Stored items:
%%
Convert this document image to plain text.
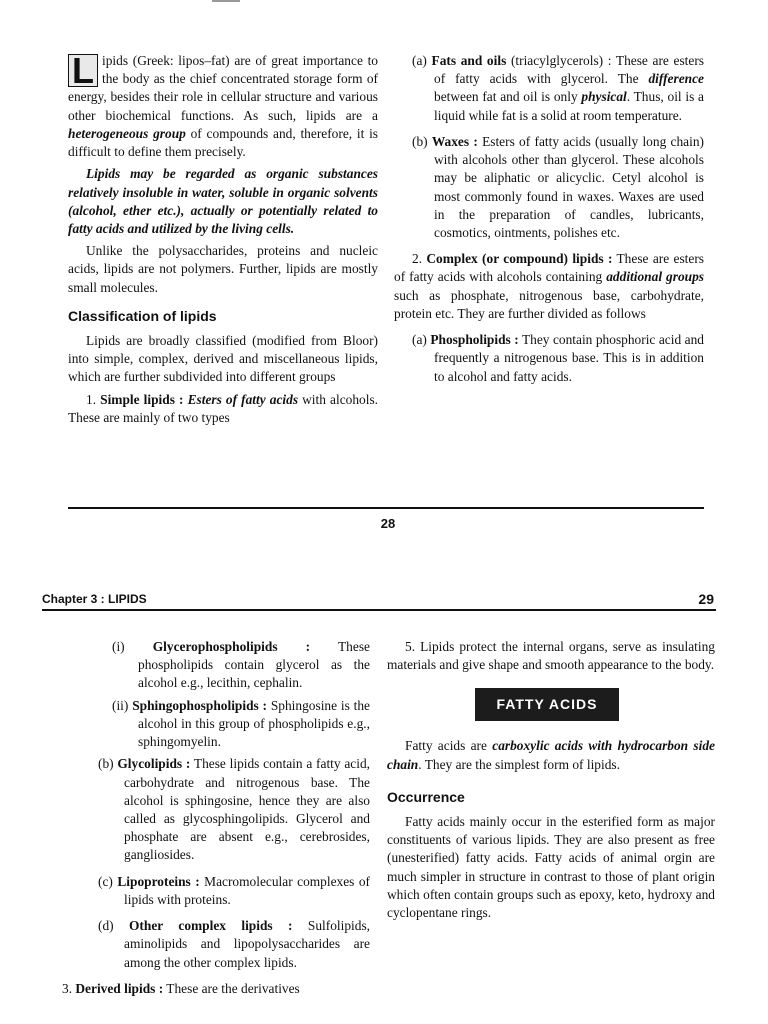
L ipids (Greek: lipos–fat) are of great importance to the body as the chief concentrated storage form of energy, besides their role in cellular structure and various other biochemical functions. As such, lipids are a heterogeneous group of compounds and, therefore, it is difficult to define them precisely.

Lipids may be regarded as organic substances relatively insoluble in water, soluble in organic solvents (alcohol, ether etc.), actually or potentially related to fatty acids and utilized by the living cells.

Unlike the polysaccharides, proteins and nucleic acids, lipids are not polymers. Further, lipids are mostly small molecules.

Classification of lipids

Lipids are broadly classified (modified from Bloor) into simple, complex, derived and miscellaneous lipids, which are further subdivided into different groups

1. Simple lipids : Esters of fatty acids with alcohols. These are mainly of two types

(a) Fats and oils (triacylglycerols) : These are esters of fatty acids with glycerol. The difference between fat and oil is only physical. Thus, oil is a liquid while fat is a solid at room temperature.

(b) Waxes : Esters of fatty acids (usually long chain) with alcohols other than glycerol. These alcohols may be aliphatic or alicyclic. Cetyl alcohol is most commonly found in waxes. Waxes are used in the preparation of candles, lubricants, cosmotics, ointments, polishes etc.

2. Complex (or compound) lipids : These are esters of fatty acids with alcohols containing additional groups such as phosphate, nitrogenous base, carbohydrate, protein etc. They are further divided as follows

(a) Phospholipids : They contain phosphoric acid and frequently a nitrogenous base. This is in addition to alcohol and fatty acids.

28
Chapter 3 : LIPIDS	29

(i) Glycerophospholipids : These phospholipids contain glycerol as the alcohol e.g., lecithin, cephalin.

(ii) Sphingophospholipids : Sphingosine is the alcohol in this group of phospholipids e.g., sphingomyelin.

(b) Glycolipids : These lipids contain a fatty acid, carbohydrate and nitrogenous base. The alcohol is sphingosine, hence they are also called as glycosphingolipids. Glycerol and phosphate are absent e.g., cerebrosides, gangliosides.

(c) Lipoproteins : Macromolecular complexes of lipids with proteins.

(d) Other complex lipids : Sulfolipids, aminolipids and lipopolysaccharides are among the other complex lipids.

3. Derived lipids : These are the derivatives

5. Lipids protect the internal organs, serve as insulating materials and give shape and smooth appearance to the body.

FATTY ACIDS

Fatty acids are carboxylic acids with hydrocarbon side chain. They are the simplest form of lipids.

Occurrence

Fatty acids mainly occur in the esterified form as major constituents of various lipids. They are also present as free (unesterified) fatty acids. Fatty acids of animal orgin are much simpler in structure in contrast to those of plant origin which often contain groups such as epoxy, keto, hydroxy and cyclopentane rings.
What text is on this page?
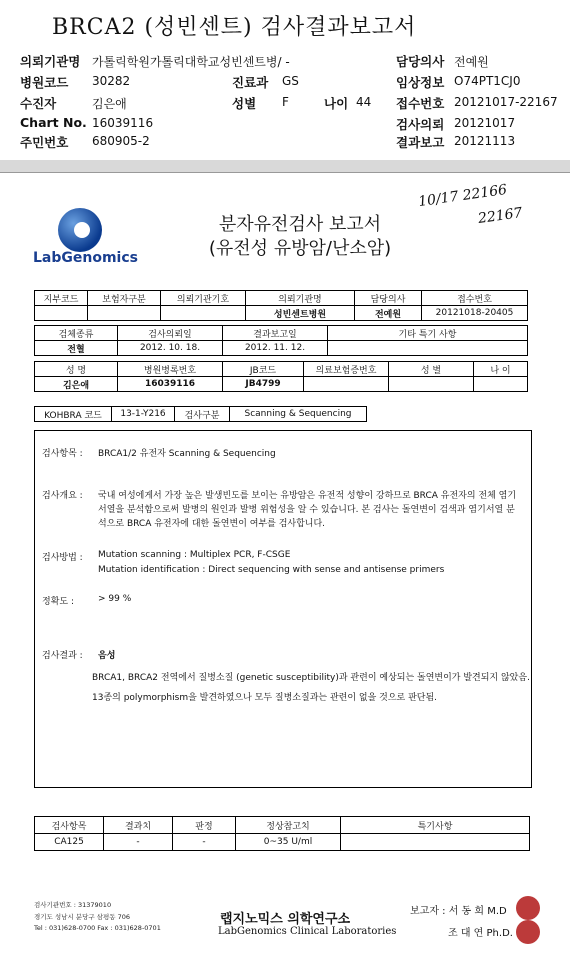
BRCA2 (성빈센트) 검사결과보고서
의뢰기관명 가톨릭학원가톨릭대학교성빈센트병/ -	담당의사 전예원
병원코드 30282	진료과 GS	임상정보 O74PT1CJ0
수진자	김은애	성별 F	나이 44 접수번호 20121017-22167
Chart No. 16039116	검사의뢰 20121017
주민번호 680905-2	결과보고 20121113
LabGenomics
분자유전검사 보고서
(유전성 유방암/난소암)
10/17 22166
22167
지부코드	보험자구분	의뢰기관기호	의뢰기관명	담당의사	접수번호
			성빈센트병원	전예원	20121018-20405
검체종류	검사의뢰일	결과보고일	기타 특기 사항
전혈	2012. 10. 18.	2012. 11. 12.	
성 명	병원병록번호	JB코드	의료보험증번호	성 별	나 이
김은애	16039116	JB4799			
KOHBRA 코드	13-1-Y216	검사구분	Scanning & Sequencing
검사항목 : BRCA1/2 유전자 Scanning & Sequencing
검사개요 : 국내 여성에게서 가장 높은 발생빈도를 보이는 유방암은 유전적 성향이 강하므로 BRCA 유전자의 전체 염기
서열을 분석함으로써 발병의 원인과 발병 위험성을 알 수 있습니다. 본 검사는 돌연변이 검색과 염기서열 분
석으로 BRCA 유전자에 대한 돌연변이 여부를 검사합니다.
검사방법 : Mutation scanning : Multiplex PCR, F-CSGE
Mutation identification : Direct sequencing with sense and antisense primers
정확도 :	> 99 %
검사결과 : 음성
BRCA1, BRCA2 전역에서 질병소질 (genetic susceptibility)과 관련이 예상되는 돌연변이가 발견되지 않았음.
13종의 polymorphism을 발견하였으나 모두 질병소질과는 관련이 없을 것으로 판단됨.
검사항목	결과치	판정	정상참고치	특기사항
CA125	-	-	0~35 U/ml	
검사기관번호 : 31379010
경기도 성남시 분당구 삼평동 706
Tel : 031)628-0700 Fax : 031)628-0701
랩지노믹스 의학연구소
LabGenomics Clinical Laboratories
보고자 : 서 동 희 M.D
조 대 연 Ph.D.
%%
%%
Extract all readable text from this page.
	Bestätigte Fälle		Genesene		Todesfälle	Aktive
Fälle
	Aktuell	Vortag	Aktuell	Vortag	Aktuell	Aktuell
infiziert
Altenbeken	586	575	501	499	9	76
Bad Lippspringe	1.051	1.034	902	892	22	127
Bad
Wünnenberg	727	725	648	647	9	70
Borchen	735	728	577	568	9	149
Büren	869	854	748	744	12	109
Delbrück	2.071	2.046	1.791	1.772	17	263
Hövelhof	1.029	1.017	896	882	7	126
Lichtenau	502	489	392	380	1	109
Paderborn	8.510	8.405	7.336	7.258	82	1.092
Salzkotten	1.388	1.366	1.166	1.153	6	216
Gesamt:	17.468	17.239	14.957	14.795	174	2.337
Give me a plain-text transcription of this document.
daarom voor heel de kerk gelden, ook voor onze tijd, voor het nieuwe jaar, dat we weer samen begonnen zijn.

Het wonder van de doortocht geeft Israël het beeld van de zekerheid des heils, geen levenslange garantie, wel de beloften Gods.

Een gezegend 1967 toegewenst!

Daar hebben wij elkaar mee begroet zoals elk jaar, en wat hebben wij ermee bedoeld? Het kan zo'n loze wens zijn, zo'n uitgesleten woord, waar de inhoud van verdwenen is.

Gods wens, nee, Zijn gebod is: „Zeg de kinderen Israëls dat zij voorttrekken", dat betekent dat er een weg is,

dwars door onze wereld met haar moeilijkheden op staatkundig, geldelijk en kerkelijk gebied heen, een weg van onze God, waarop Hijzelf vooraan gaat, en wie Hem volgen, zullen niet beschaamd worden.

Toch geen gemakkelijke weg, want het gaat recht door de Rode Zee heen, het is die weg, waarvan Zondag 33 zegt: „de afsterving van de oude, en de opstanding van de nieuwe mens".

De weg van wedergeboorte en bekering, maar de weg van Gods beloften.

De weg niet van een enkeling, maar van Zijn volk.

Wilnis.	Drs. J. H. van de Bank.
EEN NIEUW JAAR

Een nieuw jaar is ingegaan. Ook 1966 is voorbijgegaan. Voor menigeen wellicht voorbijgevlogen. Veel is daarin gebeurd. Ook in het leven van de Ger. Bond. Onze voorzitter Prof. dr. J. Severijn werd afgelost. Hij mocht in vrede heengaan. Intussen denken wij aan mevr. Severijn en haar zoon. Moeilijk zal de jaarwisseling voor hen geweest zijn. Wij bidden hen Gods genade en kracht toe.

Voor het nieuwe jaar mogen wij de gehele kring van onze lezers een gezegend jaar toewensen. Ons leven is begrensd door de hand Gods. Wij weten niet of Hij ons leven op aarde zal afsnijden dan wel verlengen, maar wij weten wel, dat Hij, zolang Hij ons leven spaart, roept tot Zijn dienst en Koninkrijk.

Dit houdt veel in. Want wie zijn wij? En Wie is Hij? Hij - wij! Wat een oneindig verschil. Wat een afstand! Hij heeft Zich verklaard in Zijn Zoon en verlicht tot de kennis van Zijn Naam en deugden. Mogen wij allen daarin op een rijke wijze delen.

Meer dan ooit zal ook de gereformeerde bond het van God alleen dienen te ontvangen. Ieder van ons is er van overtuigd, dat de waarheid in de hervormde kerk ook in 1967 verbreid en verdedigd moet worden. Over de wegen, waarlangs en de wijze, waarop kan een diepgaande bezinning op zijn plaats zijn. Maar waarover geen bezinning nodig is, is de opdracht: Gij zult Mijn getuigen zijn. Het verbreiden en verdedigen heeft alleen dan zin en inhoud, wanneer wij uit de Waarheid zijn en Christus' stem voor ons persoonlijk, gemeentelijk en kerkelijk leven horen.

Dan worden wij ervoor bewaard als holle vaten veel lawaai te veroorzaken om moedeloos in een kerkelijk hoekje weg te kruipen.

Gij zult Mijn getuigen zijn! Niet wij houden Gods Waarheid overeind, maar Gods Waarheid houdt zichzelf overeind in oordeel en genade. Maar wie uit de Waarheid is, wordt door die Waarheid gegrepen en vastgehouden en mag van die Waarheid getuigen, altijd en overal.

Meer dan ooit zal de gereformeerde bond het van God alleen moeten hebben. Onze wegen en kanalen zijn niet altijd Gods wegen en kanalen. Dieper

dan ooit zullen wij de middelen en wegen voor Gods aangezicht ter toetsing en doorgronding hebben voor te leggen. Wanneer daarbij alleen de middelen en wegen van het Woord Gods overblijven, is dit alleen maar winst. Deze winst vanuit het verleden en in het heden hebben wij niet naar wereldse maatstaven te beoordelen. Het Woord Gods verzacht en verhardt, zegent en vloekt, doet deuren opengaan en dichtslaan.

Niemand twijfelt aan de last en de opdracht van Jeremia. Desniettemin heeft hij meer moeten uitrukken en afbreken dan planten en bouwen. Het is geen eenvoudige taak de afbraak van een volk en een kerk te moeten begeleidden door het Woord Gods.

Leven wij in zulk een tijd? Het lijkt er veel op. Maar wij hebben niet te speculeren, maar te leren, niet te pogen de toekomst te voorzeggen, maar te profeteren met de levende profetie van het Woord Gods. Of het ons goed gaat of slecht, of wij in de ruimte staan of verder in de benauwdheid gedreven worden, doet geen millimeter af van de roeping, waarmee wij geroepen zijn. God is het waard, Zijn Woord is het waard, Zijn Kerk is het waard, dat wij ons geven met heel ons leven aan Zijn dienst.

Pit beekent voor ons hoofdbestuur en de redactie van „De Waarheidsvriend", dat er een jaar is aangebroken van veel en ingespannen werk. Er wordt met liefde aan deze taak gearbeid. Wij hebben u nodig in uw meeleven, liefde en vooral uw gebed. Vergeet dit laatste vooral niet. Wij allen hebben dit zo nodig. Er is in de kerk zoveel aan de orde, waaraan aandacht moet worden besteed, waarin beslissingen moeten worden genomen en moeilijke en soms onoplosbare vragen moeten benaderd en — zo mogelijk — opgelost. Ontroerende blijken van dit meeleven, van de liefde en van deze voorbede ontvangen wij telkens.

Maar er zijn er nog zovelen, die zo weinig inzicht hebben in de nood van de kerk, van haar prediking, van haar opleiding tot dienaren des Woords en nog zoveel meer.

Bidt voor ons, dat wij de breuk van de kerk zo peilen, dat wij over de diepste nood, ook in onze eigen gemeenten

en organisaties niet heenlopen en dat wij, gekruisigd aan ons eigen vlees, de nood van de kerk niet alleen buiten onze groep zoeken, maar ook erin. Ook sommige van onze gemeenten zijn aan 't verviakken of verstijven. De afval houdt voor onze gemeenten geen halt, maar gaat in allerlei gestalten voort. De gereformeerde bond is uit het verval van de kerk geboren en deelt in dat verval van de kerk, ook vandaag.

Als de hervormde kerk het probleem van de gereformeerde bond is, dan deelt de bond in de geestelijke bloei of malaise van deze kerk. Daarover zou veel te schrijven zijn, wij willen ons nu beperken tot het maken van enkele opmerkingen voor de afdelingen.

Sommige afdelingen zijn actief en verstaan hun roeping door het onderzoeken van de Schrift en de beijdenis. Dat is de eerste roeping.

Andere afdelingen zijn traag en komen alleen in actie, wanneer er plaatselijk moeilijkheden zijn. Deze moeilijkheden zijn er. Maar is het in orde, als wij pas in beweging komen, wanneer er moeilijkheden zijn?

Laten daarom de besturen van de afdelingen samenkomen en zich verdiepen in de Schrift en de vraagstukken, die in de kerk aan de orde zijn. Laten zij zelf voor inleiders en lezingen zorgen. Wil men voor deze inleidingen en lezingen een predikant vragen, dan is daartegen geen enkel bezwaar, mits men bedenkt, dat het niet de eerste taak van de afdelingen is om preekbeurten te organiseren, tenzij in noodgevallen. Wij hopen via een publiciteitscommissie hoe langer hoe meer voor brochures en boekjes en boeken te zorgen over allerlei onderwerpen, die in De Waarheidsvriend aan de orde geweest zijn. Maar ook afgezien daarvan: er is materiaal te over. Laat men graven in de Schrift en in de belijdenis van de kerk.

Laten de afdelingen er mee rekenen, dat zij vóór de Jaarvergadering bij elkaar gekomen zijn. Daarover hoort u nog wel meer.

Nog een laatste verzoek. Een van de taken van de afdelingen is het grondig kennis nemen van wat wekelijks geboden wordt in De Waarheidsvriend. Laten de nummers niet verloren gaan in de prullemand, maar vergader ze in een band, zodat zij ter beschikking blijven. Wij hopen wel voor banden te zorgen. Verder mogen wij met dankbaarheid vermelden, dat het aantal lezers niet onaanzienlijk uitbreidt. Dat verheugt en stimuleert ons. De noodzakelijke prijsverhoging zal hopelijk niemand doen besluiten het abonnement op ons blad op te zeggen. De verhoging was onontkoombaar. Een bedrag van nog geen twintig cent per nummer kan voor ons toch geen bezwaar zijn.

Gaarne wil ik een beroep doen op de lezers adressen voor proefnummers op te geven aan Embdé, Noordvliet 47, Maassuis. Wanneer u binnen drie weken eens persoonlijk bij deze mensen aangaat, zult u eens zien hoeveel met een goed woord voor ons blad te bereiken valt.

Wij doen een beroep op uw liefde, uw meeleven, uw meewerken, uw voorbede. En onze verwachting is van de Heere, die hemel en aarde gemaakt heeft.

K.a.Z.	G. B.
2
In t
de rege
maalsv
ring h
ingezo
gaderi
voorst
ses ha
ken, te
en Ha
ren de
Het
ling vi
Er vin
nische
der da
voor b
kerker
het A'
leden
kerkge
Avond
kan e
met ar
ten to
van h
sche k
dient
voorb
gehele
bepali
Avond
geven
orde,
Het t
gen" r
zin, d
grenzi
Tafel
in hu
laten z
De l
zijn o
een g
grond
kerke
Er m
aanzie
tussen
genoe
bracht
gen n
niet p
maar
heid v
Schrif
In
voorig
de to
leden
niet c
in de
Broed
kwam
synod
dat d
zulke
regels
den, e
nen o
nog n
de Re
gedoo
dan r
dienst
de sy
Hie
%%
Select and copy every line from the records that includes the word "LabGenomics".

LabGenomics
LabGenomics Clinical Laboratories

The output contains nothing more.